== Short exercise ==
Find each line containing the word "JSON" and report how many there are. Add nothing else.

== Records supplied ==

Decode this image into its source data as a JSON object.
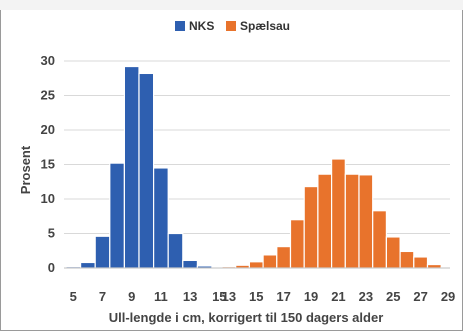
{
  "chart_data": {
    "type": "bar",
    "title": "",
    "xlabel": "Ull-lengde i cm, korrigert til 150 dagers alder",
    "ylabel": "Prosent",
    "ylim": [
      0,
      30
    ],
    "yticks": [
      0,
      5,
      10,
      15,
      20,
      25,
      30
    ],
    "grid": true,
    "legend": "top-center",
    "series": [
      {
        "name": "NKS",
        "color": "#2e5fb0",
        "x": [
          5,
          6,
          7,
          8,
          9,
          10,
          11,
          12,
          13,
          14,
          15
        ],
        "values": [
          0.2,
          0.8,
          4.6,
          15.2,
          29.2,
          28.2,
          14.5,
          5.0,
          1.1,
          0.3,
          0.1
        ]
      },
      {
        "name": "Spælsau",
        "color": "#e8732c",
        "x": [
          13,
          14,
          15,
          16,
          17,
          18,
          19,
          20,
          21,
          22,
          23,
          24,
          25,
          26,
          27,
          28,
          29
        ],
        "values": [
          0.2,
          0.4,
          0.9,
          1.9,
          3.1,
          7.0,
          11.8,
          13.6,
          15.8,
          13.6,
          13.5,
          8.3,
          4.5,
          2.4,
          1.6,
          0.5,
          0.1
        ]
      }
    ],
    "xtick_labels_nks": [
      "5",
      "7",
      "9",
      "11",
      "13",
      "15"
    ],
    "xtick_labels_spael": [
      "13",
      "15",
      "17",
      "19",
      "21",
      "23",
      "25",
      "27",
      "29"
    ]
  }
}
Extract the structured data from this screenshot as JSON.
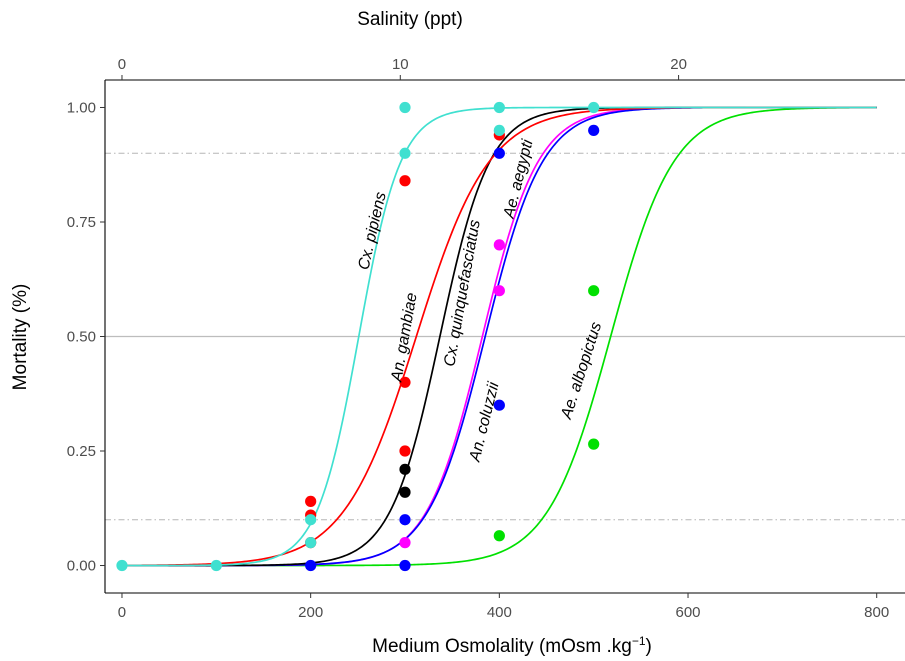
{
  "chart_data": {
    "type": "scatter",
    "title": "",
    "xlabel": "Medium Osmolality (mOsm .kg",
    "xlabel_sup": "−1",
    "xlabel_close": ")",
    "ylabel": "Mortality (%)",
    "secondary_xlabel": "Salinity (ppt)",
    "xlim": [
      -18,
      830
    ],
    "ylim": [
      -0.06,
      1.06
    ],
    "x_ticks": [
      "0",
      "200",
      "400",
      "600",
      "800"
    ],
    "y_ticks": [
      "0.00",
      "0.25",
      "0.50",
      "0.75",
      "1.00"
    ],
    "secondary_x_ticks": [
      "0",
      "10",
      "20"
    ],
    "osmolality_per_ppt": 29.5,
    "reference_lines": {
      "solid": [
        0.5
      ],
      "dashed": [
        0.1,
        0.9
      ]
    },
    "grid": false,
    "legend": "none",
    "series": [
      {
        "name": "Cx. pipiens",
        "color": "#40E0D0",
        "lc50": 251,
        "slope": 0.045,
        "points": [
          [
            0,
            0
          ],
          [
            100,
            0
          ],
          [
            200,
            0.05
          ],
          [
            200,
            0.1
          ],
          [
            300,
            0.9
          ],
          [
            300,
            1.0
          ],
          [
            400,
            0.95
          ],
          [
            400,
            1.0
          ],
          [
            500,
            1.0
          ]
        ]
      },
      {
        "name": "An. gambiae",
        "color": "#FF0000",
        "lc50": 312,
        "slope": 0.026,
        "points": [
          [
            200,
            0.05
          ],
          [
            200,
            0.11
          ],
          [
            200,
            0.14
          ],
          [
            300,
            0.25
          ],
          [
            300,
            0.4
          ],
          [
            300,
            0.84
          ],
          [
            400,
            0.94
          ]
        ]
      },
      {
        "name": "Cx. quinquefasciatus",
        "color": "#000000",
        "lc50": 337,
        "slope": 0.038,
        "points": [
          [
            300,
            0.16
          ],
          [
            300,
            0.21
          ]
        ]
      },
      {
        "name": "Ae. aegypti",
        "color": "#FF00FF",
        "lc50": 382,
        "slope": 0.034,
        "points": [
          [
            300,
            0.05
          ],
          [
            400,
            0.6
          ],
          [
            400,
            0.7
          ]
        ]
      },
      {
        "name": "An. coluzzii",
        "color": "#0000FF",
        "lc50": 385,
        "slope": 0.033,
        "points": [
          [
            200,
            0
          ],
          [
            300,
            0
          ],
          [
            300,
            0.1
          ],
          [
            400,
            0.35
          ],
          [
            400,
            0.9
          ],
          [
            500,
            0.95
          ]
        ]
      },
      {
        "name": "Ae. albopictus",
        "color": "#00E000",
        "lc50": 518,
        "slope": 0.03,
        "points": [
          [
            400,
            0.065
          ],
          [
            500,
            0.265
          ],
          [
            500,
            0.6
          ]
        ]
      }
    ],
    "plot_order": [
      "Ae. albopictus",
      "Ae. aegypti",
      "An. coluzzii",
      "Cx. quinquefasciatus",
      "An. gambiae",
      "Cx. pipiens"
    ]
  }
}
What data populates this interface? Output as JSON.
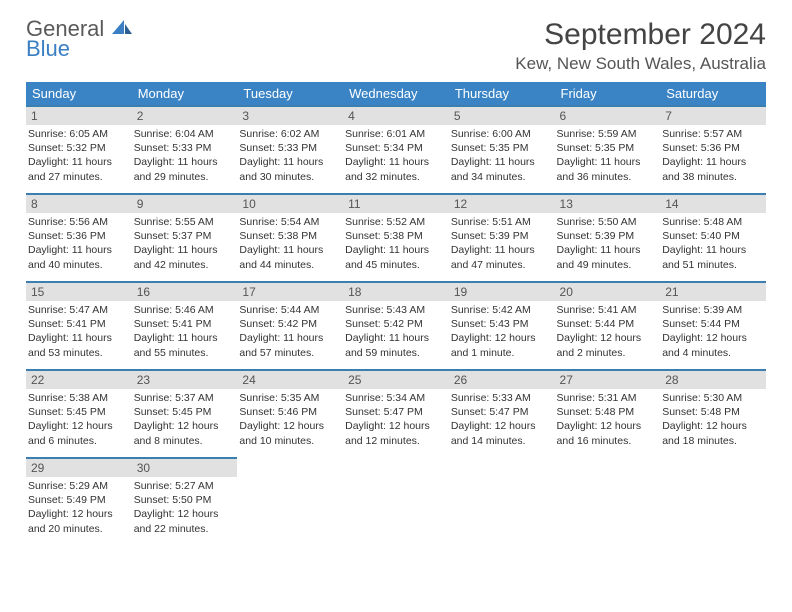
{
  "logo": {
    "word1": "General",
    "word2": "Blue"
  },
  "title": "September 2024",
  "location": "Kew, New South Wales, Australia",
  "colors": {
    "header_bg": "#3a84c6",
    "header_text": "#ffffff",
    "cell_border": "#3a7fb0",
    "daynum_bg": "#e1e1e1",
    "daynum_text": "#555555",
    "body_text": "#333333",
    "logo_gray": "#5a5a5a",
    "logo_blue": "#3a7fc4"
  },
  "day_headers": [
    "Sunday",
    "Monday",
    "Tuesday",
    "Wednesday",
    "Thursday",
    "Friday",
    "Saturday"
  ],
  "weeks": [
    [
      {
        "n": "1",
        "sr": "6:05 AM",
        "ss": "5:32 PM",
        "dl": "11 hours and 27 minutes."
      },
      {
        "n": "2",
        "sr": "6:04 AM",
        "ss": "5:33 PM",
        "dl": "11 hours and 29 minutes."
      },
      {
        "n": "3",
        "sr": "6:02 AM",
        "ss": "5:33 PM",
        "dl": "11 hours and 30 minutes."
      },
      {
        "n": "4",
        "sr": "6:01 AM",
        "ss": "5:34 PM",
        "dl": "11 hours and 32 minutes."
      },
      {
        "n": "5",
        "sr": "6:00 AM",
        "ss": "5:35 PM",
        "dl": "11 hours and 34 minutes."
      },
      {
        "n": "6",
        "sr": "5:59 AM",
        "ss": "5:35 PM",
        "dl": "11 hours and 36 minutes."
      },
      {
        "n": "7",
        "sr": "5:57 AM",
        "ss": "5:36 PM",
        "dl": "11 hours and 38 minutes."
      }
    ],
    [
      {
        "n": "8",
        "sr": "5:56 AM",
        "ss": "5:36 PM",
        "dl": "11 hours and 40 minutes."
      },
      {
        "n": "9",
        "sr": "5:55 AM",
        "ss": "5:37 PM",
        "dl": "11 hours and 42 minutes."
      },
      {
        "n": "10",
        "sr": "5:54 AM",
        "ss": "5:38 PM",
        "dl": "11 hours and 44 minutes."
      },
      {
        "n": "11",
        "sr": "5:52 AM",
        "ss": "5:38 PM",
        "dl": "11 hours and 45 minutes."
      },
      {
        "n": "12",
        "sr": "5:51 AM",
        "ss": "5:39 PM",
        "dl": "11 hours and 47 minutes."
      },
      {
        "n": "13",
        "sr": "5:50 AM",
        "ss": "5:39 PM",
        "dl": "11 hours and 49 minutes."
      },
      {
        "n": "14",
        "sr": "5:48 AM",
        "ss": "5:40 PM",
        "dl": "11 hours and 51 minutes."
      }
    ],
    [
      {
        "n": "15",
        "sr": "5:47 AM",
        "ss": "5:41 PM",
        "dl": "11 hours and 53 minutes."
      },
      {
        "n": "16",
        "sr": "5:46 AM",
        "ss": "5:41 PM",
        "dl": "11 hours and 55 minutes."
      },
      {
        "n": "17",
        "sr": "5:44 AM",
        "ss": "5:42 PM",
        "dl": "11 hours and 57 minutes."
      },
      {
        "n": "18",
        "sr": "5:43 AM",
        "ss": "5:42 PM",
        "dl": "11 hours and 59 minutes."
      },
      {
        "n": "19",
        "sr": "5:42 AM",
        "ss": "5:43 PM",
        "dl": "12 hours and 1 minute."
      },
      {
        "n": "20",
        "sr": "5:41 AM",
        "ss": "5:44 PM",
        "dl": "12 hours and 2 minutes."
      },
      {
        "n": "21",
        "sr": "5:39 AM",
        "ss": "5:44 PM",
        "dl": "12 hours and 4 minutes."
      }
    ],
    [
      {
        "n": "22",
        "sr": "5:38 AM",
        "ss": "5:45 PM",
        "dl": "12 hours and 6 minutes."
      },
      {
        "n": "23",
        "sr": "5:37 AM",
        "ss": "5:45 PM",
        "dl": "12 hours and 8 minutes."
      },
      {
        "n": "24",
        "sr": "5:35 AM",
        "ss": "5:46 PM",
        "dl": "12 hours and 10 minutes."
      },
      {
        "n": "25",
        "sr": "5:34 AM",
        "ss": "5:47 PM",
        "dl": "12 hours and 12 minutes."
      },
      {
        "n": "26",
        "sr": "5:33 AM",
        "ss": "5:47 PM",
        "dl": "12 hours and 14 minutes."
      },
      {
        "n": "27",
        "sr": "5:31 AM",
        "ss": "5:48 PM",
        "dl": "12 hours and 16 minutes."
      },
      {
        "n": "28",
        "sr": "5:30 AM",
        "ss": "5:48 PM",
        "dl": "12 hours and 18 minutes."
      }
    ],
    [
      {
        "n": "29",
        "sr": "5:29 AM",
        "ss": "5:49 PM",
        "dl": "12 hours and 20 minutes."
      },
      {
        "n": "30",
        "sr": "5:27 AM",
        "ss": "5:50 PM",
        "dl": "12 hours and 22 minutes."
      },
      null,
      null,
      null,
      null,
      null
    ]
  ],
  "labels": {
    "sunrise": "Sunrise:",
    "sunset": "Sunset:",
    "daylight": "Daylight:"
  }
}
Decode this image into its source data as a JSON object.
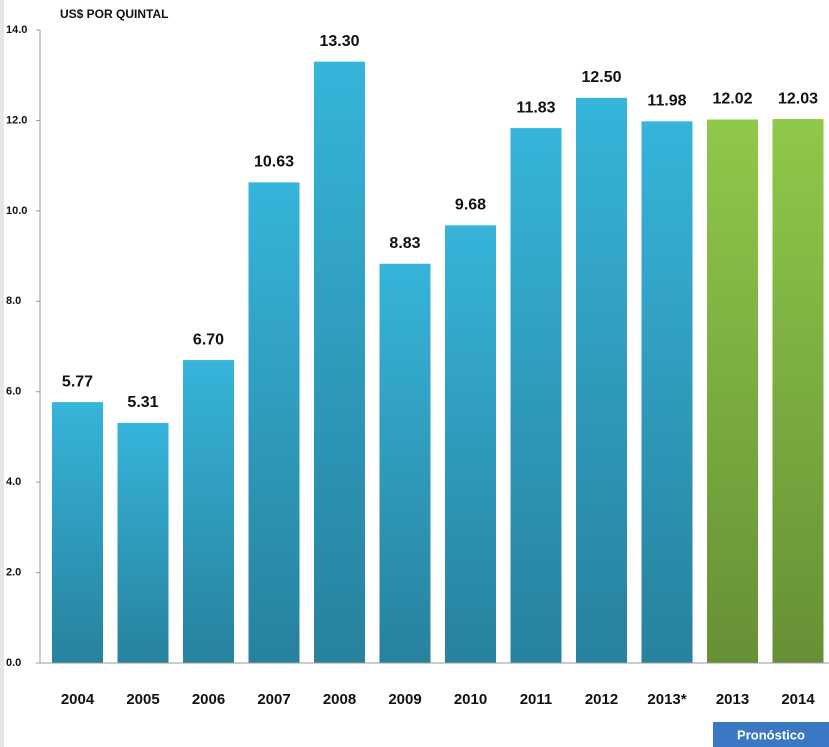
{
  "chart_data": {
    "type": "bar",
    "y_axis_label": "US$ POR QUINTAL",
    "categories": [
      "2004",
      "2005",
      "2006",
      "2007",
      "2008",
      "2009",
      "2010",
      "2011",
      "2012",
      "2013*",
      "2013",
      "2014"
    ],
    "values": [
      5.77,
      5.31,
      6.7,
      10.63,
      13.3,
      8.83,
      9.68,
      11.83,
      12.5,
      11.98,
      12.02,
      12.03
    ],
    "value_labels": [
      "5.77",
      "5.31",
      "6.70",
      "10.63",
      "13.30",
      "8.83",
      "9.68",
      "11.83",
      "12.50",
      "11.98",
      "12.02",
      "12.03"
    ],
    "colors": [
      "#36b4da",
      "#36b4da",
      "#36b4da",
      "#36b4da",
      "#36b4da",
      "#36b4da",
      "#36b4da",
      "#36b4da",
      "#36b4da",
      "#36b4da",
      "#8fc84a",
      "#8fc84a"
    ],
    "ylim": [
      0,
      14
    ],
    "yticks": [
      {
        "value": 0,
        "label": "0.0"
      },
      {
        "value": 2,
        "label": "2.0"
      },
      {
        "value": 4,
        "label": "4.0"
      },
      {
        "value": 6,
        "label": "6.0"
      },
      {
        "value": 8,
        "label": "8.0"
      },
      {
        "value": 10,
        "label": "10.0"
      },
      {
        "value": 12,
        "label": "12.0"
      },
      {
        "value": 14,
        "label": "14.0"
      }
    ],
    "annotation": "Pronóstico"
  }
}
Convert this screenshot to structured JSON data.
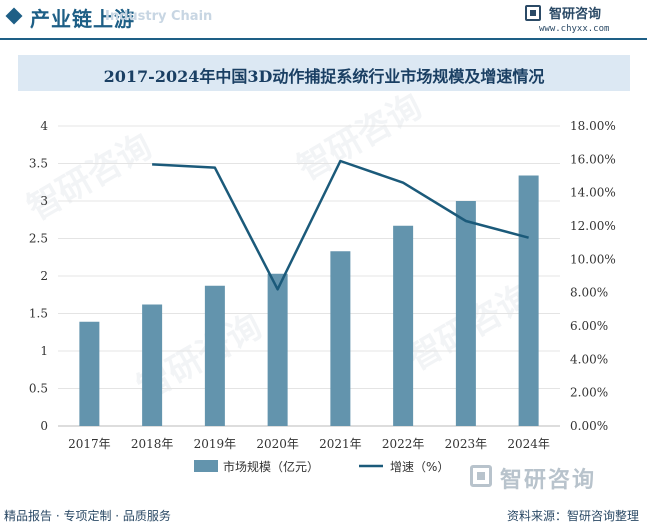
{
  "header": {
    "section_title": "产业链上游",
    "section_subtitle": "Industry Chain",
    "brand_name": "智研咨询",
    "brand_url": "www.chyxx.com"
  },
  "chart_data": {
    "type": "bar",
    "title": "2017-2024年中国3D动作捕捉系统行业市场规模及增速情况",
    "categories": [
      "2017年",
      "2018年",
      "2019年",
      "2020年",
      "2021年",
      "2022年",
      "2023年",
      "2024年"
    ],
    "series": [
      {
        "name": "市场规模（亿元）",
        "type": "bar",
        "axis": "left",
        "color": "#6394ad",
        "values": [
          1.39,
          1.62,
          1.87,
          2.03,
          2.33,
          2.67,
          3.0,
          3.34
        ]
      },
      {
        "name": "增速（%）",
        "type": "line",
        "axis": "right",
        "color": "#1b5a7a",
        "values": [
          null,
          15.7,
          15.5,
          8.2,
          15.9,
          14.6,
          12.3,
          11.3
        ]
      }
    ],
    "y_left": {
      "min": 0,
      "max": 4,
      "step": 0.5,
      "ticks": [
        "0",
        "0.5",
        "1",
        "1.5",
        "2",
        "2.5",
        "3",
        "3.5",
        "4"
      ]
    },
    "y_right": {
      "min": 0,
      "max": 18,
      "step": 2,
      "ticks": [
        "0.00%",
        "2.00%",
        "4.00%",
        "6.00%",
        "8.00%",
        "10.00%",
        "12.00%",
        "14.00%",
        "16.00%",
        "18.00%"
      ]
    },
    "grid": true,
    "legend_position": "bottom-center"
  },
  "footer": {
    "left_text": "精品报告 · 专项定制 · 品质服务",
    "source": "资料来源：智研咨询整理",
    "bottom_brand": "智研咨询"
  }
}
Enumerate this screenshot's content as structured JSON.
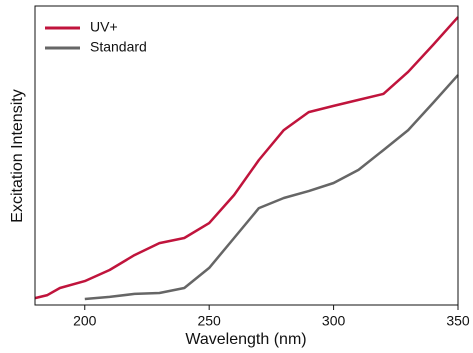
{
  "chart_data": {
    "type": "line",
    "xlabel": "Wavelength (nm)",
    "ylabel": "Excitation Intensity",
    "x": [
      180,
      185,
      190,
      200,
      210,
      220,
      230,
      240,
      250,
      260,
      270,
      280,
      290,
      300,
      310,
      320,
      330,
      340,
      350
    ],
    "series": [
      {
        "name": "UV+",
        "color": "#c0143c",
        "values": [
          2.3,
          3.3,
          5.7,
          8,
          11.7,
          16.7,
          20.7,
          22.4,
          27.4,
          36.8,
          48.5,
          58.5,
          64.5,
          66.6,
          68.6,
          70.6,
          78,
          87,
          96.3
        ]
      },
      {
        "name": "Standard",
        "color": "#666666",
        "values": [
          null,
          null,
          null,
          2,
          2.7,
          3.7,
          4,
          5.7,
          12.4,
          22.4,
          32.4,
          35.8,
          38.1,
          40.8,
          45.2,
          51.8,
          58.5,
          67.6,
          76.9
        ]
      }
    ],
    "xlim": [
      180,
      350
    ],
    "xticks": [
      200,
      250,
      300,
      350
    ],
    "ylim": [
      0,
      100
    ],
    "legend": "upper left"
  }
}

== Task result ==
6